### BRANO DI LETTURA ###
La resa massima dell’uva in vino non deve essere superiore al 65%.
Qualora la resa uva/vino superi il limite sopra riportato, l’eccedenza non avrà diritto alla denominazione di origine controllata.
La regione Puglia annualmente, con proprio decreto, tenuto conto delle condizioni ambientali di coltivazione, può fissare produzioni massime per ettaro inferiori a quelle stabilite dal presente disciplinare di produzione dandone immediata comunicazione al Ministero delle politiche agricole e forestali – Comitato nazionale per la tutela e la valorizzazione delle denominazioni di origine e delle indicazioni geografiche tipiche dei vini ed agli organi di vigilanza competenti per territorio.

Art 5
 Le uve destinate alla vinificazione devono assicurare al vino un titolo alcolometrico volumico naturale minimo di:
12,50% vol.
I sistemi di preparazione del vino sono quelli tradizionali della zona.
Per la preparazione del vino a DOC “Moscato di Trani dolce naturale” è esclusa qualsiasi correzione con concentrato e qualsiasi concentrazione del vino.
### DATI FORNITI ###
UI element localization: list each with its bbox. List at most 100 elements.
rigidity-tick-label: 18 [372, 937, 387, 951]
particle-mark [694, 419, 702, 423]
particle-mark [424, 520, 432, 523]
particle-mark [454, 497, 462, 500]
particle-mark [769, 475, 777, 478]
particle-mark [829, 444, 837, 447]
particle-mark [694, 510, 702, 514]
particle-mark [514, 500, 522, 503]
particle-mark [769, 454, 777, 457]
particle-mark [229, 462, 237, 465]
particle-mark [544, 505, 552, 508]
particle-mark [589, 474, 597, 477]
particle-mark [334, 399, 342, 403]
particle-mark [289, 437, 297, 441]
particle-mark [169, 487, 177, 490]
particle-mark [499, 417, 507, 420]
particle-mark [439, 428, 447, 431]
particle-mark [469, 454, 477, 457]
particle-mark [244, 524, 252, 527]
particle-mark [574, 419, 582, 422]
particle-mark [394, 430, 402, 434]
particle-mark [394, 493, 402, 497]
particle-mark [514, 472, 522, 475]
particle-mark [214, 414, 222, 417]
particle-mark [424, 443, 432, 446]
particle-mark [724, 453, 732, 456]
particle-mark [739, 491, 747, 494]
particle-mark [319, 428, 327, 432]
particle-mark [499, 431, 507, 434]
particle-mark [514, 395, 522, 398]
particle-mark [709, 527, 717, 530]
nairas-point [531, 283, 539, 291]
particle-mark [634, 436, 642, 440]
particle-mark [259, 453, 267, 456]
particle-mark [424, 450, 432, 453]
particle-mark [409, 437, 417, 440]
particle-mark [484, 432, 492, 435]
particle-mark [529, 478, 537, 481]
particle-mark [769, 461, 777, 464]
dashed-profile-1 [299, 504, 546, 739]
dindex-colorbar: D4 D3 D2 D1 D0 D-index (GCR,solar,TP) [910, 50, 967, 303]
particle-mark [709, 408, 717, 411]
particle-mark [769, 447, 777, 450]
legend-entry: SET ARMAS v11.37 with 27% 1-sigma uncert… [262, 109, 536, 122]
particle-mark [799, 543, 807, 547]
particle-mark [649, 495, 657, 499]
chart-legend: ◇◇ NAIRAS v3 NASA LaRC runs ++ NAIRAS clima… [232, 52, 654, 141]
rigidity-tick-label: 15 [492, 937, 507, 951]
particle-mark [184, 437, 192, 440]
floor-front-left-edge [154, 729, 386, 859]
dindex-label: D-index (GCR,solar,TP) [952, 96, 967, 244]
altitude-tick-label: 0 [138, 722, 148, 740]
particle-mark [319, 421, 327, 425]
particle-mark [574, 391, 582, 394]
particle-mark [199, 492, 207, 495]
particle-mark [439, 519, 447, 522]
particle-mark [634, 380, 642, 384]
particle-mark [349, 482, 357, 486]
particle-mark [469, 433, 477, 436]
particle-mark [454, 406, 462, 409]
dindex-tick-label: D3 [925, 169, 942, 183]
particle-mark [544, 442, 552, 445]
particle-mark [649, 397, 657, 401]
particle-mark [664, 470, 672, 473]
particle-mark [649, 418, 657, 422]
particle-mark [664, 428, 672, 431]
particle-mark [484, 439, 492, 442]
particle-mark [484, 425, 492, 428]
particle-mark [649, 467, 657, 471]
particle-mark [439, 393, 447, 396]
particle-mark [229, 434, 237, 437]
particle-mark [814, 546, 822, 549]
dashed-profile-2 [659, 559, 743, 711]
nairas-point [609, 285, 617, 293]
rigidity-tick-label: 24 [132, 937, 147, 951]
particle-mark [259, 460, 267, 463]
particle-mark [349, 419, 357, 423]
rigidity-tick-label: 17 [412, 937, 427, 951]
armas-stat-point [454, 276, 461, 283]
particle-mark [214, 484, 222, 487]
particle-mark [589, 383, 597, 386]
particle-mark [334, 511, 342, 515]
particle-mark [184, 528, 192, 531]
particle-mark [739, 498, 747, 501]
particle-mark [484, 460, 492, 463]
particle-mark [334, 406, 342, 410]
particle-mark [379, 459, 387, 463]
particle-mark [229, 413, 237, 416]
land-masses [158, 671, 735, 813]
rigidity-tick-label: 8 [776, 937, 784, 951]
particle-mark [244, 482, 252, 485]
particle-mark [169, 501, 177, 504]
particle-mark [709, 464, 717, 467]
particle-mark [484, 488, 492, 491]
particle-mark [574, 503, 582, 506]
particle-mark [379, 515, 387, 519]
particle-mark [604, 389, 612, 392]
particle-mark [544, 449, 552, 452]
###
## ESPLORA IL MATERIALE
- 1) Puoi riprodurre fedelmente il passo del disciplinare del Moscato di Trani che comincia con “La regione Puglia” e prosegue fino a “concentrazione del vino.”?
- 2) Come prosegue il disciplinare del Moscato di Trani? Scrivine il seguito a partire dal punto in cui il testo si ferma.

## RISPOSTE ALLE ATTIVITÀ
- 1)
La regione Puglia annualmente, con proprio decreto, tenuto conto delle condizioni ambientali di coltivazione, può fissare produzioni massime per ettaro inferiori a quelle stabilite dal presente disciplinare di produzione dandone immediata comunicazione al Ministero delle politiche agricole e forestali – Comitato nazionale per la tutela e la valorizzazione delle denominazioni di origine e delle indicazioni geografiche tipiche dei vini ed agli organi di vigilanza competenti per territorio.

Art 5
 Le uve destinate alla vinificazione devono assicurare al vino un titolo alcolometrico volumico naturale minimo di:
12,50% vol.
I sistemi di preparazione del vino sono quelli tradizionali della zona.
Per la preparazione del vino a DOC “Moscato di Trani dolce naturale” è esclusa qualsiasi correzione con concentrato e qualsiasi concentrazione del vino.

- 2)
E’ consentito un leggero appassimento delle uve sulla pianta o su stuoie.
Per la preparazione del vino a DOC “Moscato di Trani liquoroso” è ammesso l’impiego di mosto concentrato e l’aggiunta di alcool vinico prima, durante e dopo la fermentazione, o la concentrazione a freddo.
Le operazioni di vinificazione, di preparazione e di invecchiamento dei vini devono essere effettuate all’interno del territorio delimitatati dal precedente articolo 3.
Tuttavia, tenuto conto delle situazioni tradizionali di produzione, è consentito che tali operazioni siano effettuate nell’intero territorio amministrativo dei comuni anche se soltanto in parte compresi nella zona di produzione delle uve.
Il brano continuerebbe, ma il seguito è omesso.